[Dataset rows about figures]
<<<<
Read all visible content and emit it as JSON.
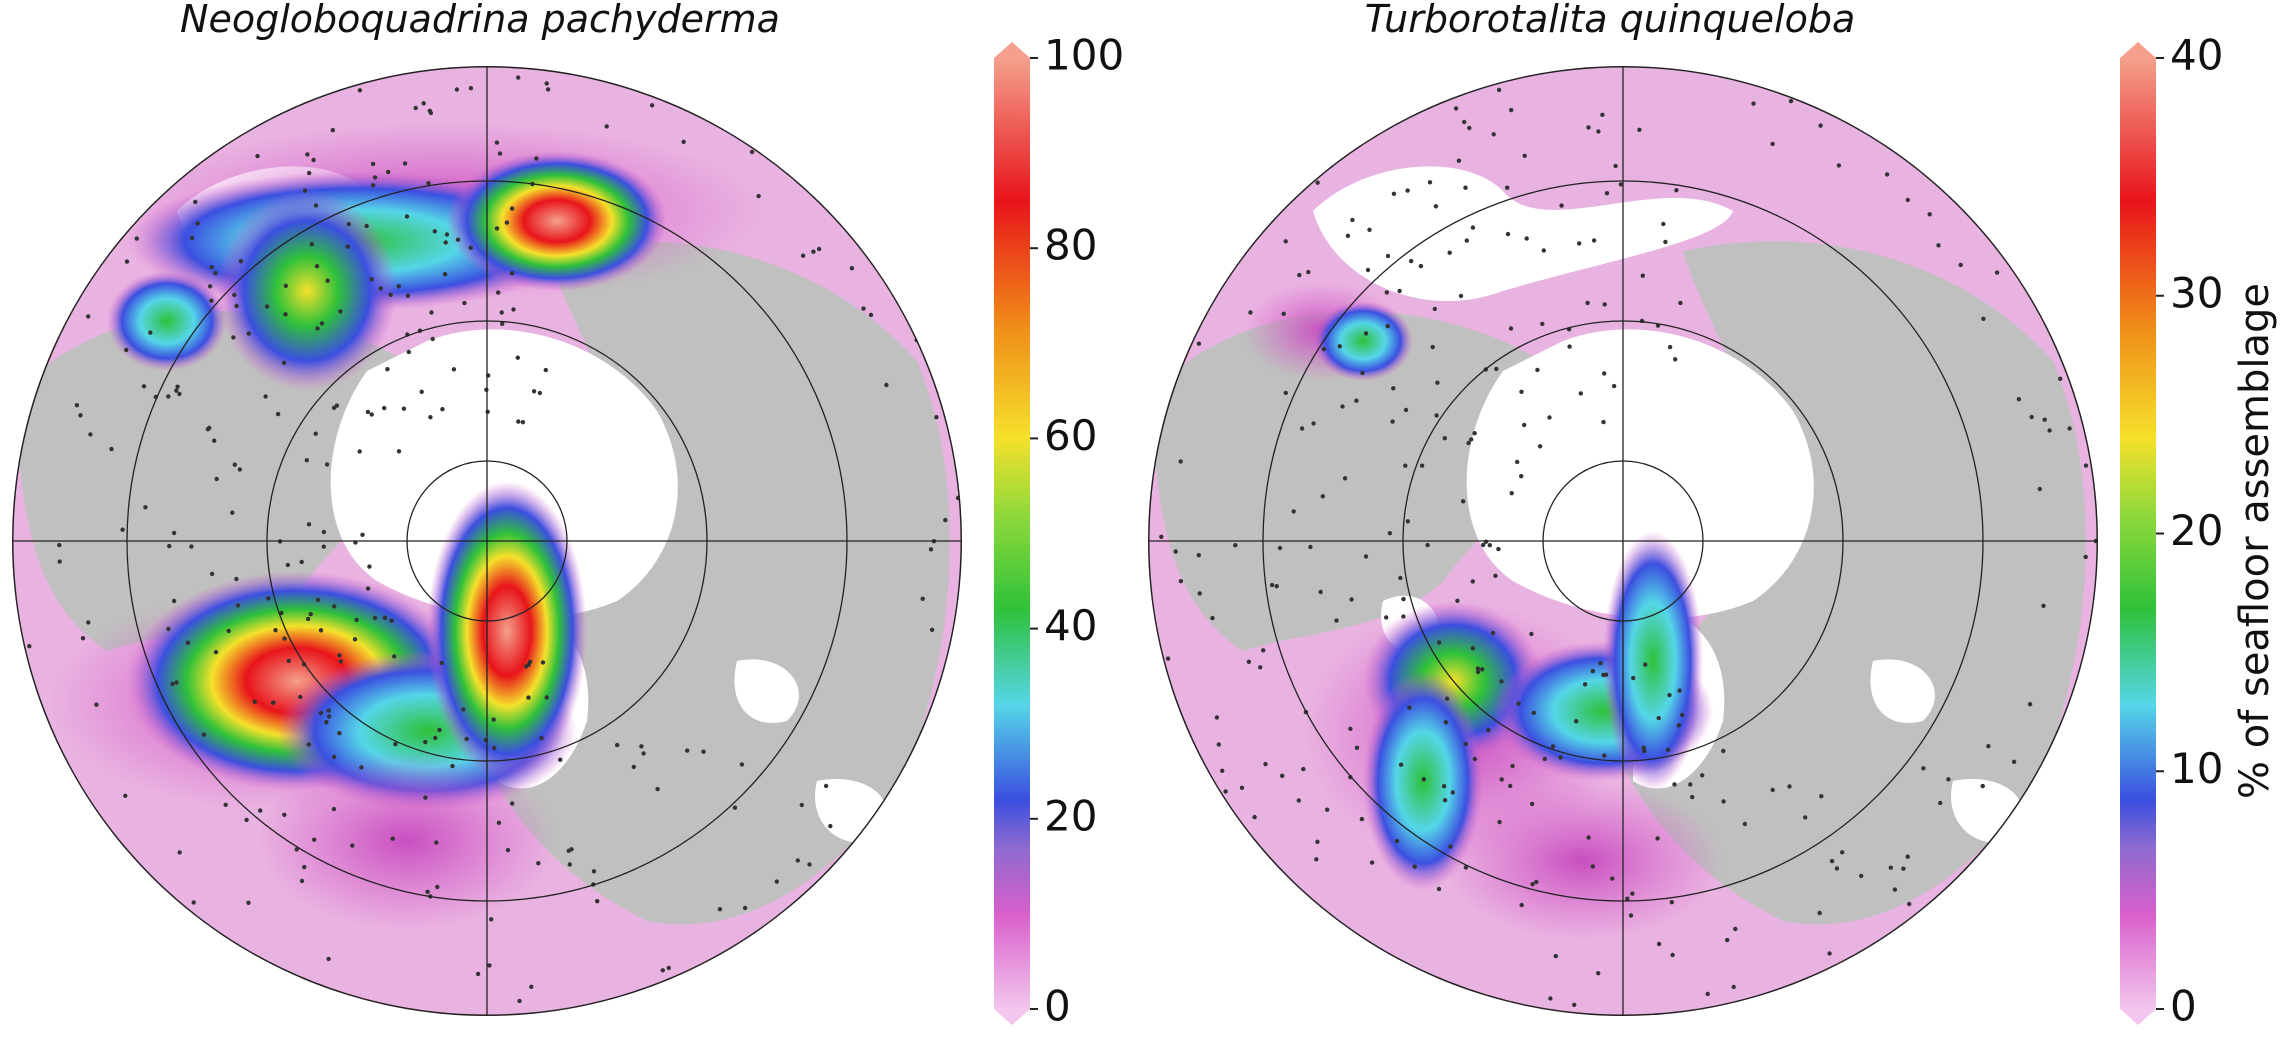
{
  "maps": [
    {
      "title": "Neogloboquadrina pachyderma",
      "colorbar": {
        "lim": [
          0,
          100
        ],
        "ticks": [
          0,
          20,
          40,
          60,
          80,
          100
        ]
      }
    },
    {
      "title": "Turborotalita quinqueloba",
      "colorbar": {
        "lim": [
          0,
          40
        ],
        "ticks": [
          0,
          10,
          20,
          30,
          40
        ]
      }
    }
  ],
  "colorbar_label": "% of seafloor assemblage"
}
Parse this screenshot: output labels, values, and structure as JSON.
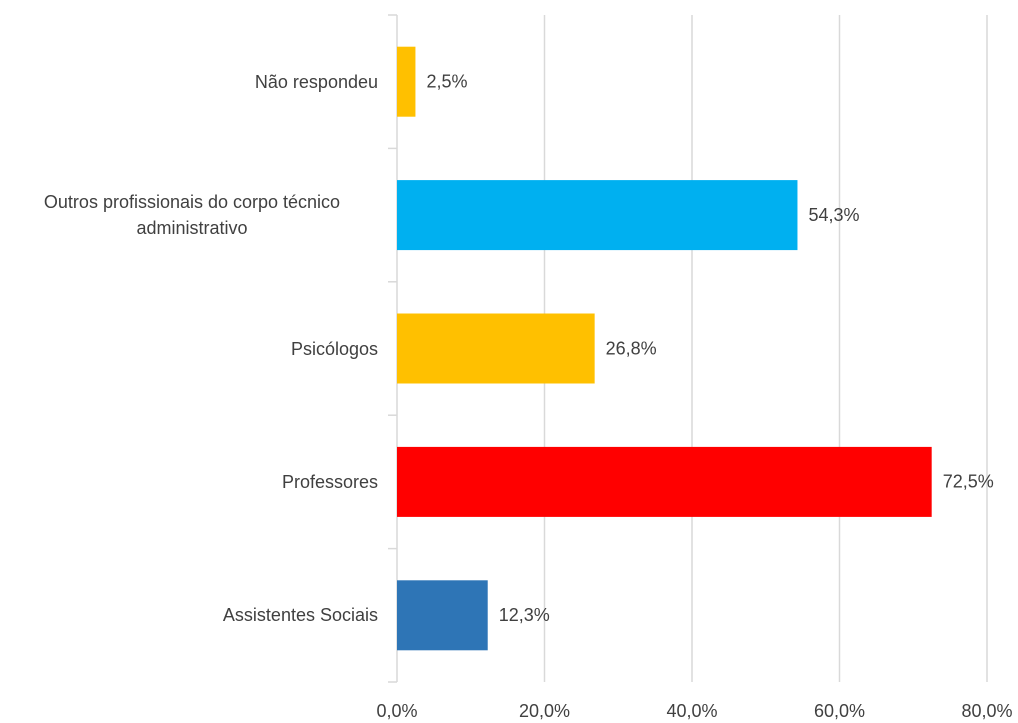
{
  "chart_data": {
    "type": "hbar",
    "categories": [
      "Não respondeu",
      "Outros profissionais do corpo técnico administrativo",
      "Psicólogos",
      "Professores",
      "Assistentes Sociais"
    ],
    "values": [
      2.5,
      54.3,
      26.8,
      72.5,
      12.3
    ],
    "value_labels": [
      "2,5%",
      "54,3%",
      "26,8%",
      "72,5%",
      "12,3%"
    ],
    "colors": [
      "#ffc000",
      "#00b0f0",
      "#ffc000",
      "#ff0000",
      "#2e75b6"
    ],
    "xlim": [
      0,
      80
    ],
    "xticks": [
      {
        "value": 0,
        "label": "0,0%"
      },
      {
        "value": 20,
        "label": "20,0%"
      },
      {
        "value": 40,
        "label": "40,0%"
      },
      {
        "value": 60,
        "label": "60,0%"
      },
      {
        "value": 80,
        "label": "80,0%"
      }
    ],
    "grid": true
  }
}
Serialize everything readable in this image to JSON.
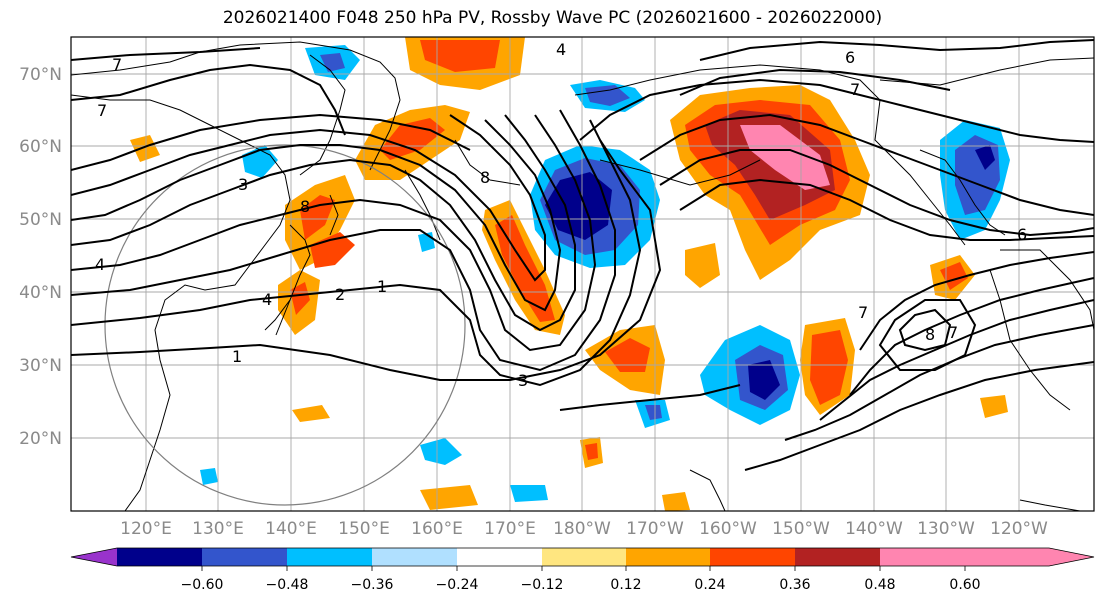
>>>>
▶ **PROBLEM DESCRIPTION**
Output all of the data exactly as it stands, minus any images.

▶ **EXERCISE OUTPUT**
Read all visible content and emit it as JSON.
{
  "maps": [
    {
      "title": "Neogloboquadrina pachyderma",
      "colorbar": {
        "lim": [
          0,
          100
        ],
        "ticks": [
          0,
          20,
          40,
          60,
          80,
          100
        ]
      }
    },
    {
      "title": "Turborotalita quinqueloba",
      "colorbar": {
        "lim": [
          0,
          40
        ],
        "ticks": [
          0,
          10,
          20,
          30,
          40
        ]
      }
    }
  ],
  "colorbar_label": "% of seafloor assemblage"
}
Parse this screenshot: output labels, values, and structure as JSON.
{
  "chart_data": {
    "type": "hbar",
    "categories": [
      "Não respondeu",
      "Outros profissionais do corpo técnico administrativo",
      "Psicólogos",
      "Professores",
      "Assistentes Sociais"
    ],
    "values": [
      2.5,
      54.3,
      26.8,
      72.5,
      12.3
    ],
    "value_labels": [
      "2,5%",
      "54,3%",
      "26,8%",
      "72,5%",
      "12,3%"
    ],
    "colors": [
      "#ffc000",
      "#00b0f0",
      "#ffc000",
      "#ff0000",
      "#2e75b6"
    ],
    "xlim": [
      0,
      80
    ],
    "xticks": [
      {
        "value": 0,
        "label": "0,0%"
      },
      {
        "value": 20,
        "label": "20,0%"
      },
      {
        "value": 40,
        "label": "40,0%"
      },
      {
        "value": 60,
        "label": "60,0%"
      },
      {
        "value": 80,
        "label": "80,0%"
      }
    ],
    "grid": true
  }
}
Serialize everything readable in this image to JSON.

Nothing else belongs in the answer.